What follows is a set of entries. Repeat them exactly, but not their pictures.

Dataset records
-=-=-=-=-
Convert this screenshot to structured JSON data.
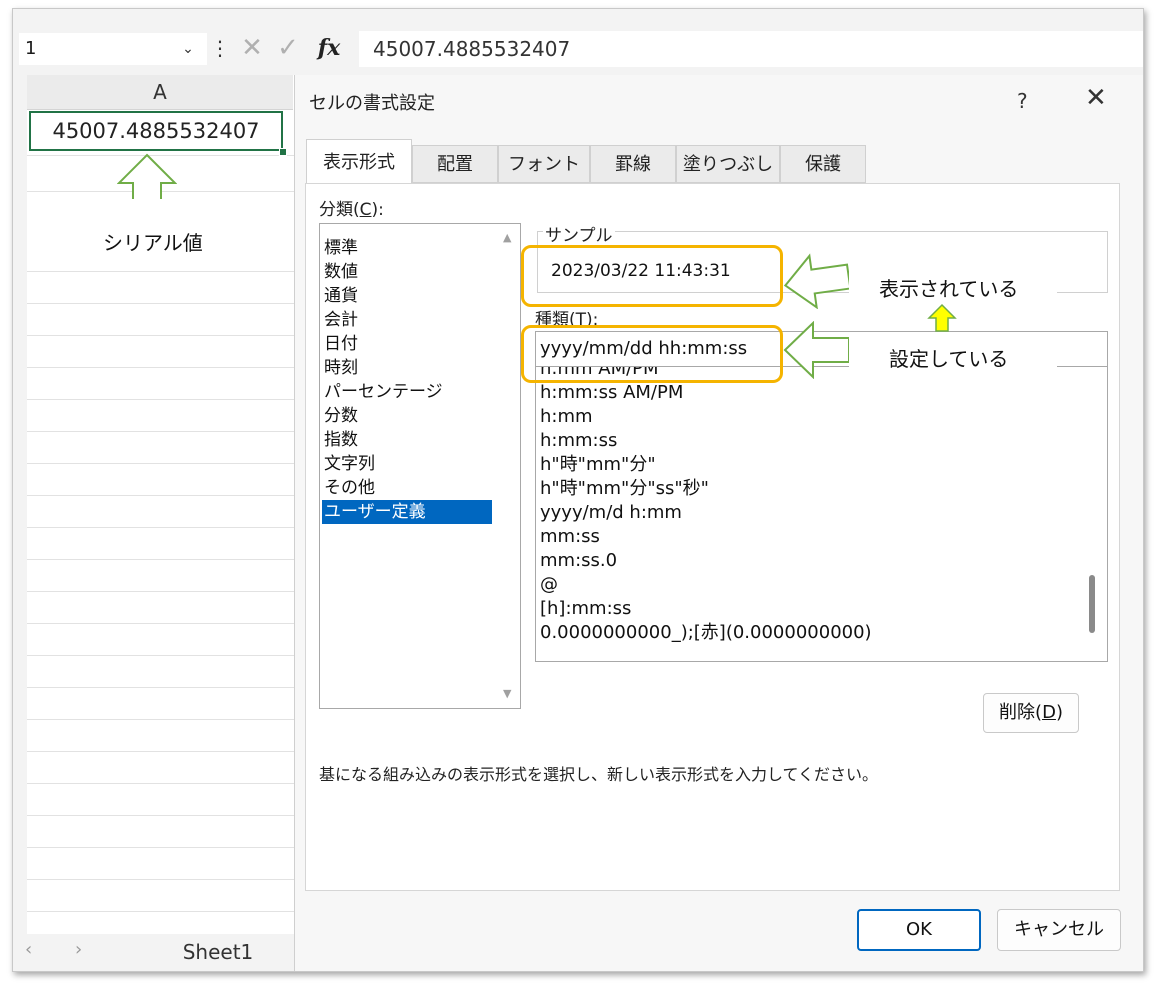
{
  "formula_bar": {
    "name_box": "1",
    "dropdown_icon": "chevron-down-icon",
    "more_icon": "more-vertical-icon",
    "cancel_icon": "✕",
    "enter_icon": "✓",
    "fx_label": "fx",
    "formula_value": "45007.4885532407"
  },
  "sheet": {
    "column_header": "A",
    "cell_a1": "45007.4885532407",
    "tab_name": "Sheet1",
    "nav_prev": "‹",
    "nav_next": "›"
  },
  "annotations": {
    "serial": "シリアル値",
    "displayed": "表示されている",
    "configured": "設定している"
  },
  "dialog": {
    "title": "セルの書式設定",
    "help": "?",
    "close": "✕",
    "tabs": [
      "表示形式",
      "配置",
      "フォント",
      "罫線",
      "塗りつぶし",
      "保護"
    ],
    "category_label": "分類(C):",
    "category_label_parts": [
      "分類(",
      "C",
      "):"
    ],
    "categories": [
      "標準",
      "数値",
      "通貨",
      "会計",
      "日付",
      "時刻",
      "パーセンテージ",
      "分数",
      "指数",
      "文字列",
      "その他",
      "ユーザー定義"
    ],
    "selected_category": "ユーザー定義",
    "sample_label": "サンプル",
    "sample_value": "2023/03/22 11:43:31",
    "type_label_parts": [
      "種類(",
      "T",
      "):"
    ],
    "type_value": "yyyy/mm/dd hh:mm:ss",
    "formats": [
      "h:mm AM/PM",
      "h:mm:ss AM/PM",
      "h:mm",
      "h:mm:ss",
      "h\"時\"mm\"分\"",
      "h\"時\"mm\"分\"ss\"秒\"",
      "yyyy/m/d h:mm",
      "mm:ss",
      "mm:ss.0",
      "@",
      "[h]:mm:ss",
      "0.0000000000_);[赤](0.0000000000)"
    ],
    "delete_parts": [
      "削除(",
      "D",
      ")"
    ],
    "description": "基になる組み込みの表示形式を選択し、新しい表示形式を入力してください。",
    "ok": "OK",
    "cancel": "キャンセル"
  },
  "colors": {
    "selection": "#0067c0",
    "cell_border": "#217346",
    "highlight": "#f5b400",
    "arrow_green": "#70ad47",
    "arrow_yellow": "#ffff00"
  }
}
-=-=-=-=-
Task answer:
Convert this screenshot to structured JSON data.
{
  "formula_bar": {
    "name_box": "1",
    "dropdown_icon": "chevron-down-icon",
    "more_icon": "more-vertical-icon",
    "cancel_icon": "✕",
    "enter_icon": "✓",
    "fx_label": "fx",
    "formula_value": "45007.4885532407"
  },
  "sheet": {
    "column_header": "A",
    "cell_a1": "45007.4885532407",
    "tab_name": "Sheet1",
    "nav_prev": "‹",
    "nav_next": "›"
  },
  "annotations": {
    "serial": "シリアル値",
    "displayed": "表示されている",
    "configured": "設定している"
  },
  "dialog": {
    "title": "セルの書式設定",
    "help": "?",
    "close": "✕",
    "tabs": [
      "表示形式",
      "配置",
      "フォント",
      "罫線",
      "塗りつぶし",
      "保護"
    ],
    "category_label": "分類(C):",
    "category_label_parts": [
      "分類(",
      "C",
      "):"
    ],
    "categories": [
      "標準",
      "数値",
      "通貨",
      "会計",
      "日付",
      "時刻",
      "パーセンテージ",
      "分数",
      "指数",
      "文字列",
      "その他",
      "ユーザー定義"
    ],
    "selected_category": "ユーザー定義",
    "sample_label": "サンプル",
    "sample_value": "2023/03/22 11:43:31",
    "type_label_parts": [
      "種類(",
      "T",
      "):"
    ],
    "type_value": "yyyy/mm/dd hh:mm:ss",
    "formats": [
      "h:mm AM/PM",
      "h:mm:ss AM/PM",
      "h:mm",
      "h:mm:ss",
      "h\"時\"mm\"分\"",
      "h\"時\"mm\"分\"ss\"秒\"",
      "yyyy/m/d h:mm",
      "mm:ss",
      "mm:ss.0",
      "@",
      "[h]:mm:ss",
      "0.0000000000_);[赤](0.0000000000)"
    ],
    "delete_parts": [
      "削除(",
      "D",
      ")"
    ],
    "description": "基になる組み込みの表示形式を選択し、新しい表示形式を入力してください。",
    "ok": "OK",
    "cancel": "キャンセル"
  },
  "colors": {
    "selection": "#0067c0",
    "cell_border": "#217346",
    "highlight": "#f5b400",
    "arrow_green": "#70ad47",
    "arrow_yellow": "#ffff00"
  }
}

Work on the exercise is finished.